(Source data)

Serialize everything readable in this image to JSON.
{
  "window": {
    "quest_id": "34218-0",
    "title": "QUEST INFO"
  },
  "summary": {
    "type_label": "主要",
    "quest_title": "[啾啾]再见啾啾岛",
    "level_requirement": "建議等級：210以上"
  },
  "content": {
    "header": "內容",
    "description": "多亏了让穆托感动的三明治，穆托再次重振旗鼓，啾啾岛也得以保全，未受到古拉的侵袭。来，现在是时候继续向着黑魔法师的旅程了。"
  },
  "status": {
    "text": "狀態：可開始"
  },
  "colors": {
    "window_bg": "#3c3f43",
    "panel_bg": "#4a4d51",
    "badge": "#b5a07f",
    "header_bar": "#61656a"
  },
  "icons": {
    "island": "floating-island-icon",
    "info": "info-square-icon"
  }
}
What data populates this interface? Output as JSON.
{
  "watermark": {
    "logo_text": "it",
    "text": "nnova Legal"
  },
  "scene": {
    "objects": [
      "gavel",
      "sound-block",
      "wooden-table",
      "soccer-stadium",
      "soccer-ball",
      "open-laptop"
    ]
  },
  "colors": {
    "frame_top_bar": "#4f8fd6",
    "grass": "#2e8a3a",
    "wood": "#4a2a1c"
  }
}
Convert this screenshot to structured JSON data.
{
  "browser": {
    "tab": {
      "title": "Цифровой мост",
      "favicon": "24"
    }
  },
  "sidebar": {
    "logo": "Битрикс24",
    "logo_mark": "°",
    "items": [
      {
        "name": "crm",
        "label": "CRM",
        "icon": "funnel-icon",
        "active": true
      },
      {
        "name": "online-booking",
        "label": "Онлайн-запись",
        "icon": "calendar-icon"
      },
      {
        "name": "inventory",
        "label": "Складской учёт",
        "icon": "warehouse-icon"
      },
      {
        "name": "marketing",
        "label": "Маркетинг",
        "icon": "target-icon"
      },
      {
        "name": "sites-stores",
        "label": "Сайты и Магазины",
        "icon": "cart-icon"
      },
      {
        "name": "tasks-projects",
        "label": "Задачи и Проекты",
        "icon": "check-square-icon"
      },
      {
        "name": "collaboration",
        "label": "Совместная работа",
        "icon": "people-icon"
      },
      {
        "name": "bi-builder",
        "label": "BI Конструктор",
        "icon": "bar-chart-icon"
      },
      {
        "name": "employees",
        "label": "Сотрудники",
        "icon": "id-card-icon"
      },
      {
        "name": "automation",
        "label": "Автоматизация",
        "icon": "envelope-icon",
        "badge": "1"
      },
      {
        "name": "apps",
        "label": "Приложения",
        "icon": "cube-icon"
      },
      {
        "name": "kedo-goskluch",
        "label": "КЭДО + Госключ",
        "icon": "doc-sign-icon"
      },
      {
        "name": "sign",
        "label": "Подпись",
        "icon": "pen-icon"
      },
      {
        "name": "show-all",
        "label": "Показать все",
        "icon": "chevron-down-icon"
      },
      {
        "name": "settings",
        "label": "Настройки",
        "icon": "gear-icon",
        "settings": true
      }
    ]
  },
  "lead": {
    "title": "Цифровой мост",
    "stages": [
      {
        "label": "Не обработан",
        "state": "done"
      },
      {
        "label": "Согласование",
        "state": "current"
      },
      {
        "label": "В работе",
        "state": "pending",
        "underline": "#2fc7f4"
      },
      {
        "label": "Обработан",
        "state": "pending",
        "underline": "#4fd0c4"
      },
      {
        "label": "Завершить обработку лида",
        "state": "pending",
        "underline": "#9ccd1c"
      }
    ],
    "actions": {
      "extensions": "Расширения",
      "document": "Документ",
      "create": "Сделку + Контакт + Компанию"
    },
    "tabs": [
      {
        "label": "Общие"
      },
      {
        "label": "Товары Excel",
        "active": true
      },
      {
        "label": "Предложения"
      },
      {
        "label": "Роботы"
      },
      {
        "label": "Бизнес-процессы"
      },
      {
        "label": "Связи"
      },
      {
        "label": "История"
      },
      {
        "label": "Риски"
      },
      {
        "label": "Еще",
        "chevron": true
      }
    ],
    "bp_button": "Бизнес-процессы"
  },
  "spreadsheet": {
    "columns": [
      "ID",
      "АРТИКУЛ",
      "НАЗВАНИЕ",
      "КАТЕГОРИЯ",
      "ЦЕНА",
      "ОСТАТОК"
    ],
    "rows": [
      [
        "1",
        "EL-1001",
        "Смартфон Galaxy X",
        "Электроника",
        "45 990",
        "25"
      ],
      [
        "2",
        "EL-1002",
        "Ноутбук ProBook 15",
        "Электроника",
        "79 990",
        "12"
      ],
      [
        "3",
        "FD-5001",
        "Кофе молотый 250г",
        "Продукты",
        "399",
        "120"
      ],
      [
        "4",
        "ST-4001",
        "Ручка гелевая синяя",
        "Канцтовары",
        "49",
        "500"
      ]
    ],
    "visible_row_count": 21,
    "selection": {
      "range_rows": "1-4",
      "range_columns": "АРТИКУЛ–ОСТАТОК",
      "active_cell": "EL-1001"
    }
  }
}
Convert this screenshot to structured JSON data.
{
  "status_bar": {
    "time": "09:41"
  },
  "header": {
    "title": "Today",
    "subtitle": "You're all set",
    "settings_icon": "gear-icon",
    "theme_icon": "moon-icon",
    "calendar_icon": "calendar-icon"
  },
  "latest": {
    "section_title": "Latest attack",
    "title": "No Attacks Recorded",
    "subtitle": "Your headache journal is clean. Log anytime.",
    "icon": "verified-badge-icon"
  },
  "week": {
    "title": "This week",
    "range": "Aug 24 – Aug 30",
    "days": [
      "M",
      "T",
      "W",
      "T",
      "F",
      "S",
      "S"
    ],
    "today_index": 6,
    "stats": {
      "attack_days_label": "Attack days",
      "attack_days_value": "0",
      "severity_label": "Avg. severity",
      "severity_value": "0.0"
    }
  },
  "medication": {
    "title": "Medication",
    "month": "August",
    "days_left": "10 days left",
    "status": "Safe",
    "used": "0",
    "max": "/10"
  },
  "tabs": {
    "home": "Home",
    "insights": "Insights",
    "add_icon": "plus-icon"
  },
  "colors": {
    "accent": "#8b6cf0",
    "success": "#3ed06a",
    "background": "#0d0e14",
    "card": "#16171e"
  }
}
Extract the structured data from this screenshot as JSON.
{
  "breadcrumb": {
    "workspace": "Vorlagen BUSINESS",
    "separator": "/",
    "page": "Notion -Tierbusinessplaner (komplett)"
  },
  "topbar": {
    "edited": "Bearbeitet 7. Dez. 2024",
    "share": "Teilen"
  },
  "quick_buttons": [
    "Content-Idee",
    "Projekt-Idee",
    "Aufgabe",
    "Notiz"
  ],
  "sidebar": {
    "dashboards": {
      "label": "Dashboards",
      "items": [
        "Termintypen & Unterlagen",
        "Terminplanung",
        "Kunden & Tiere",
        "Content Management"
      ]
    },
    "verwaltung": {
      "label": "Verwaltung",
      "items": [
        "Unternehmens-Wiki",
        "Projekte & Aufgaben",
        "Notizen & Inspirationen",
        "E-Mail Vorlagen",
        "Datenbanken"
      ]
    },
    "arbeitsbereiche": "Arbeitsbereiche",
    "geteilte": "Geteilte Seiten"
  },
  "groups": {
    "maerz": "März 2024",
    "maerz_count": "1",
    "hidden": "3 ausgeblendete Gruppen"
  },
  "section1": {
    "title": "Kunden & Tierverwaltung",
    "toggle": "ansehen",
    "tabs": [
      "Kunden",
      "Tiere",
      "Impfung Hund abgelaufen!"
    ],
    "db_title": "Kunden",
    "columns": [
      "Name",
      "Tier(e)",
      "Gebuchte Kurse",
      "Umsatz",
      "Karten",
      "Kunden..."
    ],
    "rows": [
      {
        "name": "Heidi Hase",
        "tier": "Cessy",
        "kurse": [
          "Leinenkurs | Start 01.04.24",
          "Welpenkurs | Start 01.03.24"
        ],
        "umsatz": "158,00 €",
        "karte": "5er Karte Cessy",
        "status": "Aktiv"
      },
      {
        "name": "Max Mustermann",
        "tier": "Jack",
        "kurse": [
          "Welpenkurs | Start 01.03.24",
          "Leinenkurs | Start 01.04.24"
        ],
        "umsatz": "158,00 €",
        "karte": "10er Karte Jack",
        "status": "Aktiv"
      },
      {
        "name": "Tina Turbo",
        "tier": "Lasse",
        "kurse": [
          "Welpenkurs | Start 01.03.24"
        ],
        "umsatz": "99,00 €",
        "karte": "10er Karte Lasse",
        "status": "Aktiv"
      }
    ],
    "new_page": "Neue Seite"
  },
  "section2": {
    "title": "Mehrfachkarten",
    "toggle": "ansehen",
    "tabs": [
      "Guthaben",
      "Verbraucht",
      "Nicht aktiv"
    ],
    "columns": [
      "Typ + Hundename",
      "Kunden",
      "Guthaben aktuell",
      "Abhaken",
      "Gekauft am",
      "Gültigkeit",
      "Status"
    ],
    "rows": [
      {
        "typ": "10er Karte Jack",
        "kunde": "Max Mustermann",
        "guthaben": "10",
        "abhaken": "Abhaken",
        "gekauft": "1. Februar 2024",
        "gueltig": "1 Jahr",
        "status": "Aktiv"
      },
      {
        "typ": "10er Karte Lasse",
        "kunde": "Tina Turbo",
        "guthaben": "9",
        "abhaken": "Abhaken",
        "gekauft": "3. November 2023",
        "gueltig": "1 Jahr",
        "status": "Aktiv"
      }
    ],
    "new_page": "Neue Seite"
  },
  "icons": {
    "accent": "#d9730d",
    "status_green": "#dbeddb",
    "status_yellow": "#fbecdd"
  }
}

• **Problem requirements**
In the entries above, locate every line with the word "Kunden" and copy it.

• **Full answer**
        "Kunden & Tiere",
    "title": "Kunden & Tierverwaltung",
      "Kunden",
    "db_title": "Kunden",
      "Kunden..."
      "Kunden",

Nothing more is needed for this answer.